== GIVEN EXERCISE ==
Without the pictures, copy the entries below word for word.

— start MATERIAL TO PROCESS —

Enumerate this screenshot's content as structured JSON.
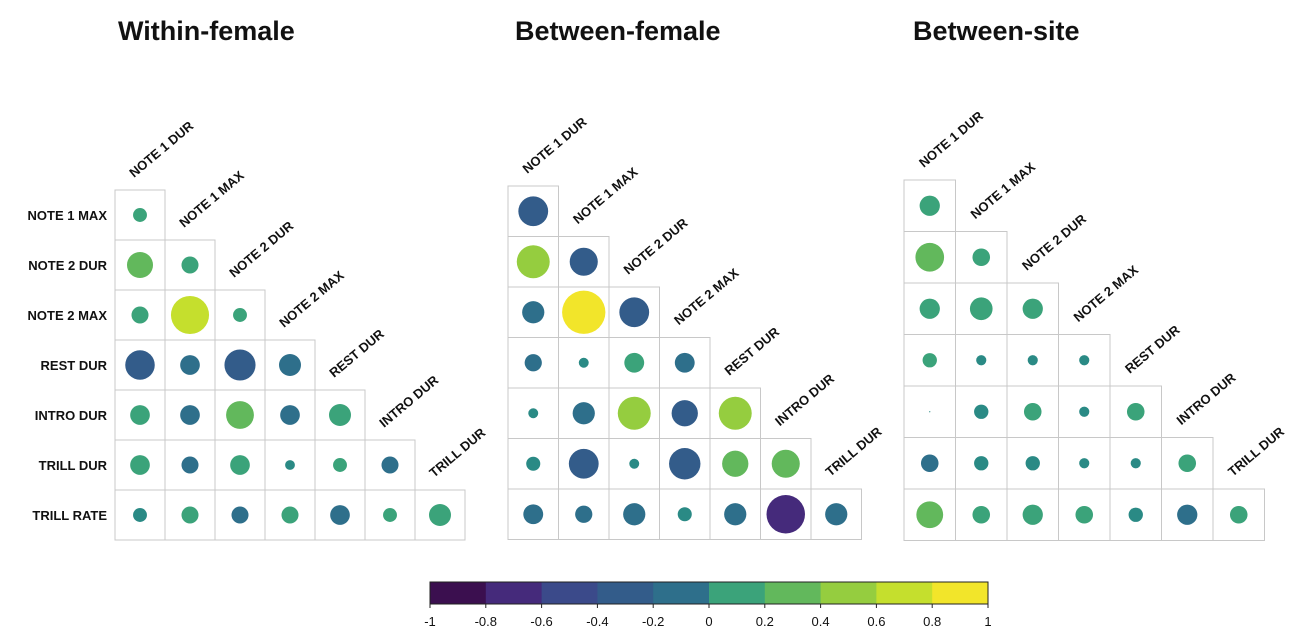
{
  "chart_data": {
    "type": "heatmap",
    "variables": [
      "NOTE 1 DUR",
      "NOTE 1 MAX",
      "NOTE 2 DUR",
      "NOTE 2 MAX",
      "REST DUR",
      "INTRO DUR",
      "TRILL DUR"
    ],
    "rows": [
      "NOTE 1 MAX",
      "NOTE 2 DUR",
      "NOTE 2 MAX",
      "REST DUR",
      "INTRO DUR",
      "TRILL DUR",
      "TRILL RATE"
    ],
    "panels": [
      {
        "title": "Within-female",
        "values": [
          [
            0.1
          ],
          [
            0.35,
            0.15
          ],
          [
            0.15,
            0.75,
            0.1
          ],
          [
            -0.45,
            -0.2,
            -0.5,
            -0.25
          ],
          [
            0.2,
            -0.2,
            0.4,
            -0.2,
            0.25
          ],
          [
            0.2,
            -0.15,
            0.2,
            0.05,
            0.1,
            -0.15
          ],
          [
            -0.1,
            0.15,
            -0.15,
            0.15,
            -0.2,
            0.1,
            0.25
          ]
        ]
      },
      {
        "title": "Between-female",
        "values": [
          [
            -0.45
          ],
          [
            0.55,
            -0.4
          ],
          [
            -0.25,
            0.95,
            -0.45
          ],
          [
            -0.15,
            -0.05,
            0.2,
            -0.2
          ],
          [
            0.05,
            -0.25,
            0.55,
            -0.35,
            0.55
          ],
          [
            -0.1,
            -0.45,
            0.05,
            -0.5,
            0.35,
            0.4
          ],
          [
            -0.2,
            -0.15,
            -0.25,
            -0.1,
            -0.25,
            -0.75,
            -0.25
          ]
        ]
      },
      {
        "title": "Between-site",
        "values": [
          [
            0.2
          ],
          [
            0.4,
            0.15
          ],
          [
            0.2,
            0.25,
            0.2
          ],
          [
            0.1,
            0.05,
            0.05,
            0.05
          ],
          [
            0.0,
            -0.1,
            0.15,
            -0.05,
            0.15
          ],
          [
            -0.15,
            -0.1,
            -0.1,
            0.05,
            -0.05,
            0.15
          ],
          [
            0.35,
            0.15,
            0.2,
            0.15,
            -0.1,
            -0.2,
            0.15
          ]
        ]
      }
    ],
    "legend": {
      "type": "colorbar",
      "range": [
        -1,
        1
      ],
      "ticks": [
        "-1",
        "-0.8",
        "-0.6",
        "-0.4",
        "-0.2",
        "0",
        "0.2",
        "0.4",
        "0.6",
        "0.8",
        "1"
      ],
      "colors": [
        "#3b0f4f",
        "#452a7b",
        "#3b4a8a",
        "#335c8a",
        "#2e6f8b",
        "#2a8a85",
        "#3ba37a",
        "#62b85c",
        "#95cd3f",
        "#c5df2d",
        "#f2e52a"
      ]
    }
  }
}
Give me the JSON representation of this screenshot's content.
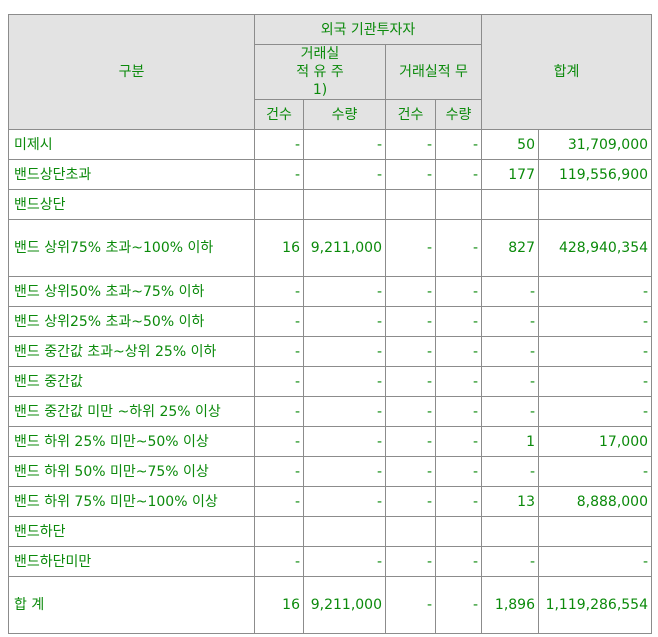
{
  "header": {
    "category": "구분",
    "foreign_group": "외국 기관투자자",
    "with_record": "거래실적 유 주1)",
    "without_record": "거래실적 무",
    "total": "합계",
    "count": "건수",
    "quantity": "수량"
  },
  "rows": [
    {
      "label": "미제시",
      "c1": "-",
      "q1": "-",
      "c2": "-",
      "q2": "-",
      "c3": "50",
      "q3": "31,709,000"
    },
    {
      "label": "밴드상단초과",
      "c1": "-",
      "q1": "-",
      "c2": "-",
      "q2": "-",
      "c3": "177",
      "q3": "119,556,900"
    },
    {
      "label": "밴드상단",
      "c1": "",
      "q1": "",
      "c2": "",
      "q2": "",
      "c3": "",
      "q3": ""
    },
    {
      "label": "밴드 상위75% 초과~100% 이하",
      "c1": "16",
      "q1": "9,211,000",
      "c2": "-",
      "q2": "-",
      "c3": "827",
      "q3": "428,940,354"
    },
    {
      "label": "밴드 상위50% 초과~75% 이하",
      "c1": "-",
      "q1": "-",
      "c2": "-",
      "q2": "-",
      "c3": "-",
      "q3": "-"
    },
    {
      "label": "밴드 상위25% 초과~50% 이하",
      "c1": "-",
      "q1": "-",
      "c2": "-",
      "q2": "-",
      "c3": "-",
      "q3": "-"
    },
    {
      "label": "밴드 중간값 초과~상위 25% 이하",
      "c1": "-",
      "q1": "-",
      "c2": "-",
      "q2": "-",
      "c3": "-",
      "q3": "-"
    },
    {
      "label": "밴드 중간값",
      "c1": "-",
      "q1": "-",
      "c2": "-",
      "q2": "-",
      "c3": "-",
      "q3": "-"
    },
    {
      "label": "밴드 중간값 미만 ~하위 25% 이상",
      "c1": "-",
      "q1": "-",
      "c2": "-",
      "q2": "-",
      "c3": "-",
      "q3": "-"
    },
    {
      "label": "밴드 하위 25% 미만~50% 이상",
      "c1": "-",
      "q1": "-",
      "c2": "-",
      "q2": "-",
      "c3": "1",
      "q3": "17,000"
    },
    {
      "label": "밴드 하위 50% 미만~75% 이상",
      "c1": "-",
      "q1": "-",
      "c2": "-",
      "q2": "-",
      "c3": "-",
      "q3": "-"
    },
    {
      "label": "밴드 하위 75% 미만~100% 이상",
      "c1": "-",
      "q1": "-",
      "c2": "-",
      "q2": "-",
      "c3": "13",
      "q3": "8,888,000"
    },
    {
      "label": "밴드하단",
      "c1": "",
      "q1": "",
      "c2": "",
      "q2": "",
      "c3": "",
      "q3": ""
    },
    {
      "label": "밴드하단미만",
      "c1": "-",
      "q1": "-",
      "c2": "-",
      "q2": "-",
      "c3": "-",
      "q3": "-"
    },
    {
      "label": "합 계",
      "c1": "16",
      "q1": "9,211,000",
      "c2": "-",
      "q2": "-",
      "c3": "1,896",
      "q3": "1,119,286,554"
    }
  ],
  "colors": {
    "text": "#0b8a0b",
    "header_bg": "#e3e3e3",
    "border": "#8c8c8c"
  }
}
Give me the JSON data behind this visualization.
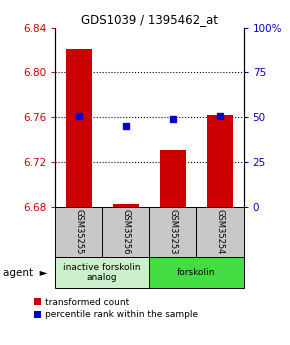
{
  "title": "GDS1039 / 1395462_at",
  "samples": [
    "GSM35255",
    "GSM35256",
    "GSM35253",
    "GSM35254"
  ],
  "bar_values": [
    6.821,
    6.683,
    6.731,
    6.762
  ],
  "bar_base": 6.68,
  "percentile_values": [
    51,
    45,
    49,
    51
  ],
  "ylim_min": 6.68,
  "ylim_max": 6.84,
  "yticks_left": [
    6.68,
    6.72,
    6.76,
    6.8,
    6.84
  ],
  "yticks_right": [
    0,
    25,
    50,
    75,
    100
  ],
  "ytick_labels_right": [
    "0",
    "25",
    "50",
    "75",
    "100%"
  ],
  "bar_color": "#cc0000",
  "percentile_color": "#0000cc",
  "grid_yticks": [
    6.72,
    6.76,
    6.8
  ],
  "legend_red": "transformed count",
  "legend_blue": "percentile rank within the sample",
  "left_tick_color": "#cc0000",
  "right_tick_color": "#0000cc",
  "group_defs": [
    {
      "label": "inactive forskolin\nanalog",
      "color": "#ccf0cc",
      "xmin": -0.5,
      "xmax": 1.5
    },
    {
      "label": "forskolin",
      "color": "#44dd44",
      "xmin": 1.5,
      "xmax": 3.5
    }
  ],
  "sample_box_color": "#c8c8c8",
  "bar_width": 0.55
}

— end MATERIAL TO PROCESS —

== ANSWER TO THIS EXERCISE ==
Enumerate this screenshot's content as structured JSON.
{
  "chart_data": {
    "type": "heatmap",
    "variables": [
      "NOTE 1 DUR",
      "NOTE 1 MAX",
      "NOTE 2 DUR",
      "NOTE 2 MAX",
      "REST DUR",
      "INTRO DUR",
      "TRILL DUR"
    ],
    "rows": [
      "NOTE 1 MAX",
      "NOTE 2 DUR",
      "NOTE 2 MAX",
      "REST DUR",
      "INTRO DUR",
      "TRILL DUR",
      "TRILL RATE"
    ],
    "panels": [
      {
        "title": "Within-female",
        "values": [
          [
            0.1
          ],
          [
            0.35,
            0.15
          ],
          [
            0.15,
            0.75,
            0.1
          ],
          [
            -0.45,
            -0.2,
            -0.5,
            -0.25
          ],
          [
            0.2,
            -0.2,
            0.4,
            -0.2,
            0.25
          ],
          [
            0.2,
            -0.15,
            0.2,
            0.05,
            0.1,
            -0.15
          ],
          [
            -0.1,
            0.15,
            -0.15,
            0.15,
            -0.2,
            0.1,
            0.25
          ]
        ]
      },
      {
        "title": "Between-female",
        "values": [
          [
            -0.45
          ],
          [
            0.55,
            -0.4
          ],
          [
            -0.25,
            0.95,
            -0.45
          ],
          [
            -0.15,
            -0.05,
            0.2,
            -0.2
          ],
          [
            0.05,
            -0.25,
            0.55,
            -0.35,
            0.55
          ],
          [
            -0.1,
            -0.45,
            0.05,
            -0.5,
            0.35,
            0.4
          ],
          [
            -0.2,
            -0.15,
            -0.25,
            -0.1,
            -0.25,
            -0.75,
            -0.25
          ]
        ]
      },
      {
        "title": "Between-site",
        "values": [
          [
            0.2
          ],
          [
            0.4,
            0.15
          ],
          [
            0.2,
            0.25,
            0.2
          ],
          [
            0.1,
            0.05,
            0.05,
            0.05
          ],
          [
            0.0,
            -0.1,
            0.15,
            -0.05,
            0.15
          ],
          [
            -0.15,
            -0.1,
            -0.1,
            0.05,
            -0.05,
            0.15
          ],
          [
            0.35,
            0.15,
            0.2,
            0.15,
            -0.1,
            -0.2,
            0.15
          ]
        ]
      }
    ],
    "legend": {
      "type": "colorbar",
      "range": [
        -1,
        1
      ],
      "ticks": [
        "-1",
        "-0.8",
        "-0.6",
        "-0.4",
        "-0.2",
        "0",
        "0.2",
        "0.4",
        "0.6",
        "0.8",
        "1"
      ],
      "colors": [
        "#3b0f4f",
        "#452a7b",
        "#3b4a8a",
        "#335c8a",
        "#2e6f8b",
        "#2a8a85",
        "#3ba37a",
        "#62b85c",
        "#95cd3f",
        "#c5df2d",
        "#f2e52a"
      ]
    }
  }
}
Give me the JSON representation of this screenshot's content.
{
  "header": {
    "category": "구분",
    "foreign_group": "외국 기관투자자",
    "with_record": "거래실적 유 주1)",
    "without_record": "거래실적 무",
    "total": "합계",
    "count": "건수",
    "quantity": "수량"
  },
  "rows": [
    {
      "label": "미제시",
      "c1": "-",
      "q1": "-",
      "c2": "-",
      "q2": "-",
      "c3": "50",
      "q3": "31,709,000"
    },
    {
      "label": "밴드상단초과",
      "c1": "-",
      "q1": "-",
      "c2": "-",
      "q2": "-",
      "c3": "177",
      "q3": "119,556,900"
    },
    {
      "label": "밴드상단",
      "c1": "",
      "q1": "",
      "c2": "",
      "q2": "",
      "c3": "",
      "q3": ""
    },
    {
      "label": "밴드 상위75% 초과~100% 이하",
      "c1": "16",
      "q1": "9,211,000",
      "c2": "-",
      "q2": "-",
      "c3": "827",
      "q3": "428,940,354"
    },
    {
      "label": "밴드 상위50% 초과~75% 이하",
      "c1": "-",
      "q1": "-",
      "c2": "-",
      "q2": "-",
      "c3": "-",
      "q3": "-"
    },
    {
      "label": "밴드 상위25% 초과~50% 이하",
      "c1": "-",
      "q1": "-",
      "c2": "-",
      "q2": "-",
      "c3": "-",
      "q3": "-"
    },
    {
      "label": "밴드 중간값 초과~상위 25% 이하",
      "c1": "-",
      "q1": "-",
      "c2": "-",
      "q2": "-",
      "c3": "-",
      "q3": "-"
    },
    {
      "label": "밴드 중간값",
      "c1": "-",
      "q1": "-",
      "c2": "-",
      "q2": "-",
      "c3": "-",
      "q3": "-"
    },
    {
      "label": "밴드 중간값 미만 ~하위 25% 이상",
      "c1": "-",
      "q1": "-",
      "c2": "-",
      "q2": "-",
      "c3": "-",
      "q3": "-"
    },
    {
      "label": "밴드 하위 25% 미만~50% 이상",
      "c1": "-",
      "q1": "-",
      "c2": "-",
      "q2": "-",
      "c3": "1",
      "q3": "17,000"
    },
    {
      "label": "밴드 하위 50% 미만~75% 이상",
      "c1": "-",
      "q1": "-",
      "c2": "-",
      "q2": "-",
      "c3": "-",
      "q3": "-"
    },
    {
      "label": "밴드 하위 75% 미만~100% 이상",
      "c1": "-",
      "q1": "-",
      "c2": "-",
      "q2": "-",
      "c3": "13",
      "q3": "8,888,000"
    },
    {
      "label": "밴드하단",
      "c1": "",
      "q1": "",
      "c2": "",
      "q2": "",
      "c3": "",
      "q3": ""
    },
    {
      "label": "밴드하단미만",
      "c1": "-",
      "q1": "-",
      "c2": "-",
      "q2": "-",
      "c3": "-",
      "q3": "-"
    },
    {
      "label": "합 계",
      "c1": "16",
      "q1": "9,211,000",
      "c2": "-",
      "q2": "-",
      "c3": "1,896",
      "q3": "1,119,286,554"
    }
  ],
  "colors": {
    "text": "#0b8a0b",
    "header_bg": "#e3e3e3",
    "border": "#8c8c8c"
  }
}
Give me the JSON data behind this visualization.
{
  "title": "GDS1039 / 1395462_at",
  "samples": [
    "GSM35255",
    "GSM35256",
    "GSM35253",
    "GSM35254"
  ],
  "bar_values": [
    6.821,
    6.683,
    6.731,
    6.762
  ],
  "bar_base": 6.68,
  "percentile_values": [
    51,
    45,
    49,
    51
  ],
  "ylim_min": 6.68,
  "ylim_max": 6.84,
  "yticks_left": [
    6.68,
    6.72,
    6.76,
    6.8,
    6.84
  ],
  "yticks_right": [
    0,
    25,
    50,
    75,
    100
  ],
  "ytick_labels_right": [
    "0",
    "25",
    "50",
    "75",
    "100%"
  ],
  "bar_color": "#cc0000",
  "percentile_color": "#0000cc",
  "grid_yticks": [
    6.72,
    6.76,
    6.8
  ],
  "legend_red": "transformed count",
  "legend_blue": "percentile rank within the sample",
  "left_tick_color": "#cc0000",
  "right_tick_color": "#0000cc",
  "group_defs": [
    {
      "label": "inactive forskolin\nanalog",
      "color": "#ccf0cc",
      "xmin": -0.5,
      "xmax": 1.5
    },
    {
      "label": "forskolin",
      "color": "#44dd44",
      "xmin": 1.5,
      "xmax": 3.5
    }
  ],
  "sample_box_color": "#c8c8c8",
  "bar_width": 0.55
}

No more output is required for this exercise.